• [EXERCISE GOAL]:
Gather, from the data below, each line in which the word "type" occurs.

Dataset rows

╭──

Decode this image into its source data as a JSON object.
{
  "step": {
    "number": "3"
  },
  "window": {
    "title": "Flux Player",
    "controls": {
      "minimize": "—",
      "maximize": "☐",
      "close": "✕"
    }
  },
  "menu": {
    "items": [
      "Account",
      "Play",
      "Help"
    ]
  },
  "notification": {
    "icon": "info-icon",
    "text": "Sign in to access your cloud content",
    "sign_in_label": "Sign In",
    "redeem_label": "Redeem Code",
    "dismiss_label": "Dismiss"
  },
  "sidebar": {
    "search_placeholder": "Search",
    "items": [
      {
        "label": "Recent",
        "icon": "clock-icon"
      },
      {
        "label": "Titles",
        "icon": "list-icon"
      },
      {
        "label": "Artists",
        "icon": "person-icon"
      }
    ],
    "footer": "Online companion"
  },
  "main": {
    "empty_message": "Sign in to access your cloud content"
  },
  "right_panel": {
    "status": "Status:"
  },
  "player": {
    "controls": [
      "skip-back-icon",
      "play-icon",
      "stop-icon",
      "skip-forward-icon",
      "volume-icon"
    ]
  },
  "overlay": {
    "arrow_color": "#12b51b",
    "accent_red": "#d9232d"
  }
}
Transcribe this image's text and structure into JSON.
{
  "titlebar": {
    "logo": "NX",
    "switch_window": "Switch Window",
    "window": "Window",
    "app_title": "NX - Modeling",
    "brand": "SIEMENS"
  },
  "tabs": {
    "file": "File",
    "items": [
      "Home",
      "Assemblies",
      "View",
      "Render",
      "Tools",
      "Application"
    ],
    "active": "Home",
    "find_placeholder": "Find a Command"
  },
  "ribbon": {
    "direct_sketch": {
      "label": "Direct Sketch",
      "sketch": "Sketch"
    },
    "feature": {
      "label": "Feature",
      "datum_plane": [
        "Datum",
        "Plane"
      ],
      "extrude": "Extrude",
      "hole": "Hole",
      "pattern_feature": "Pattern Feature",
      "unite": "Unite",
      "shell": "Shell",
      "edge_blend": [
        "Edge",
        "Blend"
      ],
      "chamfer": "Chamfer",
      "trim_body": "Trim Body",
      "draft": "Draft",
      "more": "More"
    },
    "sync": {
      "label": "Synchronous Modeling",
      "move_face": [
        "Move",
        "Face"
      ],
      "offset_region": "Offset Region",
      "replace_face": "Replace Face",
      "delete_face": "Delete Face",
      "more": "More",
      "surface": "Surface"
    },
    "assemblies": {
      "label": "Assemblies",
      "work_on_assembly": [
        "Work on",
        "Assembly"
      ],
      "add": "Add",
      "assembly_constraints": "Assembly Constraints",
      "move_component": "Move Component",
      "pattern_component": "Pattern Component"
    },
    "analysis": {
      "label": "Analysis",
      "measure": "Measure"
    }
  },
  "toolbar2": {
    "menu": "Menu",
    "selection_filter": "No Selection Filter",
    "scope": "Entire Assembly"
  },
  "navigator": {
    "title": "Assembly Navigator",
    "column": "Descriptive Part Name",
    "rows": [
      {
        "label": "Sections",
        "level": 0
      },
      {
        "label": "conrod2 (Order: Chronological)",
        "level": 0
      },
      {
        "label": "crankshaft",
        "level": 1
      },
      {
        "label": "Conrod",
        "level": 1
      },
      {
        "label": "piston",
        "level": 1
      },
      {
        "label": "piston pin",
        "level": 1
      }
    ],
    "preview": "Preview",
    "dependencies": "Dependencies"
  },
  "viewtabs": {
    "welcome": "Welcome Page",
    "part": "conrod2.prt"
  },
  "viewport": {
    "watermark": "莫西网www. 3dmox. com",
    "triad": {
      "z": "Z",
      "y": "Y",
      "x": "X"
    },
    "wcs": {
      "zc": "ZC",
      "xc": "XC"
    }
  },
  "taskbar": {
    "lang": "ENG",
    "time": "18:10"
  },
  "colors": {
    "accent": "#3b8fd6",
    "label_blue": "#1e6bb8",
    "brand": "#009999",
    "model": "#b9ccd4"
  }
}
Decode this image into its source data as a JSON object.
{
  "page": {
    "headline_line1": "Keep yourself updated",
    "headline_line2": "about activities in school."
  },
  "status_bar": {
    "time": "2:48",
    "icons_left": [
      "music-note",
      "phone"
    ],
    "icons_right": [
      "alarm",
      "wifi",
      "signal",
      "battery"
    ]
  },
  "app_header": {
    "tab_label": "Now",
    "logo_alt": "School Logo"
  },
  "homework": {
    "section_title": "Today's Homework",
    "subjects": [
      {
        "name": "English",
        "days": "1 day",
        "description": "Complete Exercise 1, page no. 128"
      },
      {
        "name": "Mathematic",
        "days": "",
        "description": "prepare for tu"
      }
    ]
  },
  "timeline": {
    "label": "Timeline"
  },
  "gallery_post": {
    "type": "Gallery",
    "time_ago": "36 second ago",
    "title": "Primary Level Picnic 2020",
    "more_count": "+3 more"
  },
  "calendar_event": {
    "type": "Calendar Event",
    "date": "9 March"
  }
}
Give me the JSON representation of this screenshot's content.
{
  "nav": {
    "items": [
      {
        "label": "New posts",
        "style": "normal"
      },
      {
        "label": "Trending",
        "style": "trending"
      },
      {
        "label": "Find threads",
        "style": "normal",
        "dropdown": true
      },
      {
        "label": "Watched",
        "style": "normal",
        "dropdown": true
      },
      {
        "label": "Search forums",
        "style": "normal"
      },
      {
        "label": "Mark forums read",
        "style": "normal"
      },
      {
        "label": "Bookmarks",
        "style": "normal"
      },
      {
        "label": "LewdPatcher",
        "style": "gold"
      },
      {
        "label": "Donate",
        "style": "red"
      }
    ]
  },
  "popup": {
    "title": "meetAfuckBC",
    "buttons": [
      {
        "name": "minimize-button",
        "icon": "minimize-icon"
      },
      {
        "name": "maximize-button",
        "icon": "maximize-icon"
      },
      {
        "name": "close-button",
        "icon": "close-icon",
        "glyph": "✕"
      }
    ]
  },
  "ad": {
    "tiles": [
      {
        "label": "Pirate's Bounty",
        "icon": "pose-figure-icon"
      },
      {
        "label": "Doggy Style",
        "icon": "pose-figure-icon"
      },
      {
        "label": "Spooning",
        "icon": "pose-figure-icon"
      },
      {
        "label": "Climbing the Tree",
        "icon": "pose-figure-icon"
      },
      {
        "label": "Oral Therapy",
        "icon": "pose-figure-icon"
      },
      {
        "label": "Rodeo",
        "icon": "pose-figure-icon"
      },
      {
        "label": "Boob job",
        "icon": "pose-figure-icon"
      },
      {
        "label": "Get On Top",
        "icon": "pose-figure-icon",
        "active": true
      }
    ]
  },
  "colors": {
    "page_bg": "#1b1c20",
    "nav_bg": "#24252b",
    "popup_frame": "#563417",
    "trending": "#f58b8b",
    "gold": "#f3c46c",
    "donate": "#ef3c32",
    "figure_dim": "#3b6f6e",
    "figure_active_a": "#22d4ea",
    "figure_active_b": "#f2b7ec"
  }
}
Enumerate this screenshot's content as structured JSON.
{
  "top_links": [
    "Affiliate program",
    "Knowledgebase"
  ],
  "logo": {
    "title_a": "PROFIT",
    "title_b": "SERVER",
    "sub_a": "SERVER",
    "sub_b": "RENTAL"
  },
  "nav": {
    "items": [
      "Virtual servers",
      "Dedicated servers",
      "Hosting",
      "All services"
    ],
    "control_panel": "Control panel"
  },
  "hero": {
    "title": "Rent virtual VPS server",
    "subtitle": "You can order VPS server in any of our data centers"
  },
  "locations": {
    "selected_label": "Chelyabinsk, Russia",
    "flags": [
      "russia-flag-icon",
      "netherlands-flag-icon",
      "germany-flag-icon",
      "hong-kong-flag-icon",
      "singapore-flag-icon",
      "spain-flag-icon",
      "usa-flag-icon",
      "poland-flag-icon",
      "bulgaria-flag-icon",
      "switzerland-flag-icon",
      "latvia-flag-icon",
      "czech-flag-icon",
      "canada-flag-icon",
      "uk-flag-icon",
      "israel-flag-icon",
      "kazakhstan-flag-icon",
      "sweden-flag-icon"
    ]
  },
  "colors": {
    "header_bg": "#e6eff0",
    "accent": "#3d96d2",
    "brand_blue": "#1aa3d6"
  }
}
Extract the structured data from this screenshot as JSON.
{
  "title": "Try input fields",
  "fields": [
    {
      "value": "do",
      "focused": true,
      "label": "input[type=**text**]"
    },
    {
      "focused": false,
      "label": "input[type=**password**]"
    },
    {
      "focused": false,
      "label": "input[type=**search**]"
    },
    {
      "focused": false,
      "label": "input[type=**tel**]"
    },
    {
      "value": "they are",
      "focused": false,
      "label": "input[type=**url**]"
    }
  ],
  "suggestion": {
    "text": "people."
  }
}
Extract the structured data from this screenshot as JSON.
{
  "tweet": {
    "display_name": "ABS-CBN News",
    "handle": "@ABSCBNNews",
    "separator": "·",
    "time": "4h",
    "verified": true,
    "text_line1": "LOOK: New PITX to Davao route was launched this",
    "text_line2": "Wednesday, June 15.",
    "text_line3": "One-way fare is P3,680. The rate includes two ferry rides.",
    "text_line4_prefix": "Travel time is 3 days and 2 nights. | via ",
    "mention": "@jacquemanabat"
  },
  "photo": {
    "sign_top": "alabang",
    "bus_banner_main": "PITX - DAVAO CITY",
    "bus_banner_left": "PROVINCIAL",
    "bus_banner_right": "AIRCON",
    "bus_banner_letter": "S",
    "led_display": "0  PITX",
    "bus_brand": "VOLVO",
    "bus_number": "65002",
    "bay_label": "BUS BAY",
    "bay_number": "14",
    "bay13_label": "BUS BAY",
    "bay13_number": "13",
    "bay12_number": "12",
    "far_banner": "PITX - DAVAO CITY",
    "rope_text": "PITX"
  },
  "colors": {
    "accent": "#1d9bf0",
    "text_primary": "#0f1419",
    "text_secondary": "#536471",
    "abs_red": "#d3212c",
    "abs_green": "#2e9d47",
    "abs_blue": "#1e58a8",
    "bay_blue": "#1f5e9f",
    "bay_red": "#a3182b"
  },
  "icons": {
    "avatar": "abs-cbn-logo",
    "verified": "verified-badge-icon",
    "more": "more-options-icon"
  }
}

╰──

• [TASK RESULT]:
    "type": "Gallery",
    "type": "Calendar Event",
      "label": "input[type=**text**]"
      "label": "input[type=**password**]"
      "label": "input[type=**search**]"
      "label": "input[type=**tel**]"
      "label": "input[type=**url**]"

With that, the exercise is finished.